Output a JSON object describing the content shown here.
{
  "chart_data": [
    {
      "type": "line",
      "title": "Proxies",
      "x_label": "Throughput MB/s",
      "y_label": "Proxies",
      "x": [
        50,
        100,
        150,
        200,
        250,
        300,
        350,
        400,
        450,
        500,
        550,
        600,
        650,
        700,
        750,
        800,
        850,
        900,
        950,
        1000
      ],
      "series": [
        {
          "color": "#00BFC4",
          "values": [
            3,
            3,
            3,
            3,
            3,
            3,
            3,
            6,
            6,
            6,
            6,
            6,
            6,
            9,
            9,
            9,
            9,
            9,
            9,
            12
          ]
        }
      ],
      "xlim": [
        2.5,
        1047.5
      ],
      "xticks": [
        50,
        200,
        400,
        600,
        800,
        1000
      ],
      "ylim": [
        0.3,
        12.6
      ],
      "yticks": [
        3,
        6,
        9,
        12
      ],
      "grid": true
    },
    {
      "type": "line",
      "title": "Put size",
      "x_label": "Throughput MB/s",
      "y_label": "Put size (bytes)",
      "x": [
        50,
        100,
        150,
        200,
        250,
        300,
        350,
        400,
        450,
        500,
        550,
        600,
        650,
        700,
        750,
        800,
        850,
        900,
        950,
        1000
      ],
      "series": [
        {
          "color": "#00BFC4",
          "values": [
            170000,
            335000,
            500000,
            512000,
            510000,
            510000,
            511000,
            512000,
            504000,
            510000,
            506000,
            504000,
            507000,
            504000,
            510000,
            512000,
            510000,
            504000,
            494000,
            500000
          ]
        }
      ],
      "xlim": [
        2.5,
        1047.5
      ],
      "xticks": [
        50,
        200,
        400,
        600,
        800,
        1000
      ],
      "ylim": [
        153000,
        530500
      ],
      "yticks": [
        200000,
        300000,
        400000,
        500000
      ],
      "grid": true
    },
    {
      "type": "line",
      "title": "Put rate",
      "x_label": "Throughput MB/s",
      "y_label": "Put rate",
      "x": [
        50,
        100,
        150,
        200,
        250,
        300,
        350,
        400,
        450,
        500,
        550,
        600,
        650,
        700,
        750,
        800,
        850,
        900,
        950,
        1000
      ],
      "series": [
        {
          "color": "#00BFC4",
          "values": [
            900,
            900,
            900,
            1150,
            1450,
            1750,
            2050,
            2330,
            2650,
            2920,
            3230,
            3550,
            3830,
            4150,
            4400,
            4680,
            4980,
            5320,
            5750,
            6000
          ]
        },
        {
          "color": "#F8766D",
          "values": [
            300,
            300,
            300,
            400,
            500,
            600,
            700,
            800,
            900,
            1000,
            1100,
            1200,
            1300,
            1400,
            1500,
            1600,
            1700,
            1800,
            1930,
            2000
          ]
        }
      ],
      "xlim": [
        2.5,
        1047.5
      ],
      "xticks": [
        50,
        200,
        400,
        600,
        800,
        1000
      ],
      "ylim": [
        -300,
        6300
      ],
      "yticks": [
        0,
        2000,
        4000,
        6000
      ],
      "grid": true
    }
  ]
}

----

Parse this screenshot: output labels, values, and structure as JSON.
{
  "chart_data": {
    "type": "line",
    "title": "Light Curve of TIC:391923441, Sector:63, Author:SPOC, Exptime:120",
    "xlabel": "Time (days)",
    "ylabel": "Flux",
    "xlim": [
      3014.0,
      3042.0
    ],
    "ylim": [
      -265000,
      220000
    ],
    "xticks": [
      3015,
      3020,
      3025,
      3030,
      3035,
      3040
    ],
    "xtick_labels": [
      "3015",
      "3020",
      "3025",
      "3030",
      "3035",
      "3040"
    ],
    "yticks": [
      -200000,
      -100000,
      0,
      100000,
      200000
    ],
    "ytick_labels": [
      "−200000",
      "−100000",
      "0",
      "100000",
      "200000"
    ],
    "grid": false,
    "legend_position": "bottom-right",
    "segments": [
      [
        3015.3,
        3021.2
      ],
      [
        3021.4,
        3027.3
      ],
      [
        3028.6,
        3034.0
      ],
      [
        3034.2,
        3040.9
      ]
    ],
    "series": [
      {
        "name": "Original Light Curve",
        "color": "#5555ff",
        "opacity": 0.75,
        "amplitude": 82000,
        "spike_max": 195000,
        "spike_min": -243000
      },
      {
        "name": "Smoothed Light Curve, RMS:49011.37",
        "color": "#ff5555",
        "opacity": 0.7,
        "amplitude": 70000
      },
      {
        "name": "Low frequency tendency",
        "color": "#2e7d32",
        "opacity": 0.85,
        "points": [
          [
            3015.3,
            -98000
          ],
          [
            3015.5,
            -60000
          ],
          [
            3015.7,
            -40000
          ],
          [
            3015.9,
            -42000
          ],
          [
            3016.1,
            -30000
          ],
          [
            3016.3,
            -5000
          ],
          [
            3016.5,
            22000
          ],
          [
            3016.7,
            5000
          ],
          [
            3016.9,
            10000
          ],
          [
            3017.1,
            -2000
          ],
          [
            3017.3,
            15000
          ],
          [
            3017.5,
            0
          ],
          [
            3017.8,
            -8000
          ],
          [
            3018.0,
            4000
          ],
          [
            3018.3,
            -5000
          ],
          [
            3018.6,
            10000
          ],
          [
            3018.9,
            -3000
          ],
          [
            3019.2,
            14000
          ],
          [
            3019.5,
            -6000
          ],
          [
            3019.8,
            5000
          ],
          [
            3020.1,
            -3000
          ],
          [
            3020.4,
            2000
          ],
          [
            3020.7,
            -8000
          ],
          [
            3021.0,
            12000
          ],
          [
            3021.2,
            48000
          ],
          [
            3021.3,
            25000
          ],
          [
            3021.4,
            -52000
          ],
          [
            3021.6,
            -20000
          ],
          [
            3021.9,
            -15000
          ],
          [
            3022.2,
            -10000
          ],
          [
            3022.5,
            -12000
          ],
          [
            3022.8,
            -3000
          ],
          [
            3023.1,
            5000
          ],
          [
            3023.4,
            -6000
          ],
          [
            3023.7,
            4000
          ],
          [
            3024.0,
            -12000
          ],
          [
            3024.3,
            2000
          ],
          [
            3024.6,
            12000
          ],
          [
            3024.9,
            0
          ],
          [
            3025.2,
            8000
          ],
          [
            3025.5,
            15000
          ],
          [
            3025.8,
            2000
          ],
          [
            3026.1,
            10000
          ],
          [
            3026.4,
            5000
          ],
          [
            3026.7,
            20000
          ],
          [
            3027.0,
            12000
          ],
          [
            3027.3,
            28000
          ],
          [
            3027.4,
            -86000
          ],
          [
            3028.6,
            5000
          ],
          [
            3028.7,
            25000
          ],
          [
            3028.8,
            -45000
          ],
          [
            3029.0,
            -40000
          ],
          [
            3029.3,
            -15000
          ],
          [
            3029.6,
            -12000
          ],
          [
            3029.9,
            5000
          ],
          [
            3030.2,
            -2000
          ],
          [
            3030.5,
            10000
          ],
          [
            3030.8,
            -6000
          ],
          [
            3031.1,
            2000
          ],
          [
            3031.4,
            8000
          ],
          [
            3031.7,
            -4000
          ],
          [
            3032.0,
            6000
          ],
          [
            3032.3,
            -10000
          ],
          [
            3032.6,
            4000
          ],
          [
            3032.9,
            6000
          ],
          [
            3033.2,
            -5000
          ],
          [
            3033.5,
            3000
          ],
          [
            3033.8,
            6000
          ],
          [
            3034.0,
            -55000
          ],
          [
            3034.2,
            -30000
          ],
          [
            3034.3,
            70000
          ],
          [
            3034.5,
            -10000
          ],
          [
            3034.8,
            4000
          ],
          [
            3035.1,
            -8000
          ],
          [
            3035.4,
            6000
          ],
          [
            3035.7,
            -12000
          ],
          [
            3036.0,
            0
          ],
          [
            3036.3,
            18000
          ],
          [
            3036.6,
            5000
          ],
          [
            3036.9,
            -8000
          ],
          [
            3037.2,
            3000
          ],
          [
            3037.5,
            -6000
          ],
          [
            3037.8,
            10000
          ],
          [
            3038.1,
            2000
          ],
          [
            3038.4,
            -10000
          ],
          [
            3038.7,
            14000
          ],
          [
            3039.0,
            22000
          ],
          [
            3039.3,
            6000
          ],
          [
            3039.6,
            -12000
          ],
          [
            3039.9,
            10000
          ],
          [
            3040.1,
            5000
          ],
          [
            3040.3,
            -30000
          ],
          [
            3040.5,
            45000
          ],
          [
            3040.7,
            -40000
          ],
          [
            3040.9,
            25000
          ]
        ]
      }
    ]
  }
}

----

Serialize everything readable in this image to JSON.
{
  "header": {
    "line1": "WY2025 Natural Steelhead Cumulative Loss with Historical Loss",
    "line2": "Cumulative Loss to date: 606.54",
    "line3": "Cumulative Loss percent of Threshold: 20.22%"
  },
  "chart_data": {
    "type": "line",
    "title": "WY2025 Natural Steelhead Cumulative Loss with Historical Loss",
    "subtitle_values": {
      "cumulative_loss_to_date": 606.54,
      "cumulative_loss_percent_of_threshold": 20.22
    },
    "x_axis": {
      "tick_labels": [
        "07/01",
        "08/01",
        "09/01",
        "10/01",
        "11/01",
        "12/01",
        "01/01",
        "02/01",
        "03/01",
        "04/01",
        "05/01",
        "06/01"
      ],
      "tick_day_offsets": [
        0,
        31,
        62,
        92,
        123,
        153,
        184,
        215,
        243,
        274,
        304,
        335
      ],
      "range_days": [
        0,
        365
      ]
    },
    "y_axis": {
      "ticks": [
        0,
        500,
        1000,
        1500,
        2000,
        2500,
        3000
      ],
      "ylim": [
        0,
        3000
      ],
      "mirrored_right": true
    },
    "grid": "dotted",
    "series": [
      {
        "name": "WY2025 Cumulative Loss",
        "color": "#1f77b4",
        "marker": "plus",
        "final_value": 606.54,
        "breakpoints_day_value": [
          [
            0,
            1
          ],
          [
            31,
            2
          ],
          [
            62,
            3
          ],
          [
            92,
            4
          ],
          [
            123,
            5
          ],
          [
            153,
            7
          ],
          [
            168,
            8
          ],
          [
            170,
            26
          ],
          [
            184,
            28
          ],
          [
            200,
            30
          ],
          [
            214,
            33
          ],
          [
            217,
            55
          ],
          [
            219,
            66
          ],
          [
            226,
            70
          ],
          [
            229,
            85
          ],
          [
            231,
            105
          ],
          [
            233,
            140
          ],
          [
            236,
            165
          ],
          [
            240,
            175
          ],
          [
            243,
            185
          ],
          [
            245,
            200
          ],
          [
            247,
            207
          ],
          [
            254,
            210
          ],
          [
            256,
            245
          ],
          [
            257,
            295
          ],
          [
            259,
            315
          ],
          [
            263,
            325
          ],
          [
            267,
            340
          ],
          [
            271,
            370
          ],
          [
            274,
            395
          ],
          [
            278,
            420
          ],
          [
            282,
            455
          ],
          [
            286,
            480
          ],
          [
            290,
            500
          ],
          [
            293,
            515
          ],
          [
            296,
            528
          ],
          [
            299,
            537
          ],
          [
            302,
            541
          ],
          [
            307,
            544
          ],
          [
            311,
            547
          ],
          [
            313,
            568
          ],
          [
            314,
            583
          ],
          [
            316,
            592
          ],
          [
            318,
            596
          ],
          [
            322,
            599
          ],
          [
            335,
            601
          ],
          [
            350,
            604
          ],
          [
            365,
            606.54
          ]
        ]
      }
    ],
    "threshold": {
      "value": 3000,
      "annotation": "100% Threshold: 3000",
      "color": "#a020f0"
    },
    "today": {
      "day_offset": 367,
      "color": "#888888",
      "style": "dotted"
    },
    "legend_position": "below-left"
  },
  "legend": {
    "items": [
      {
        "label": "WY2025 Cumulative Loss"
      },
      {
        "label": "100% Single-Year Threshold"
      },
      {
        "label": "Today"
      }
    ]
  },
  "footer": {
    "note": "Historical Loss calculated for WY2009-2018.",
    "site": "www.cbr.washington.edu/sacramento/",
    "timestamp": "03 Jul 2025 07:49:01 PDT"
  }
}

----

DIRECTIONS → Read the entries and pick out all lines that include the word "Curve".

SOLUTION TO THE PROBLEM →
    "title": "Light Curve of TIC:391923441, Sector:63, Author:SPOC, Exptime:120",
        "name": "Original Light Curve",
        "name": "Smoothed Light Curve, RMS:49011.37",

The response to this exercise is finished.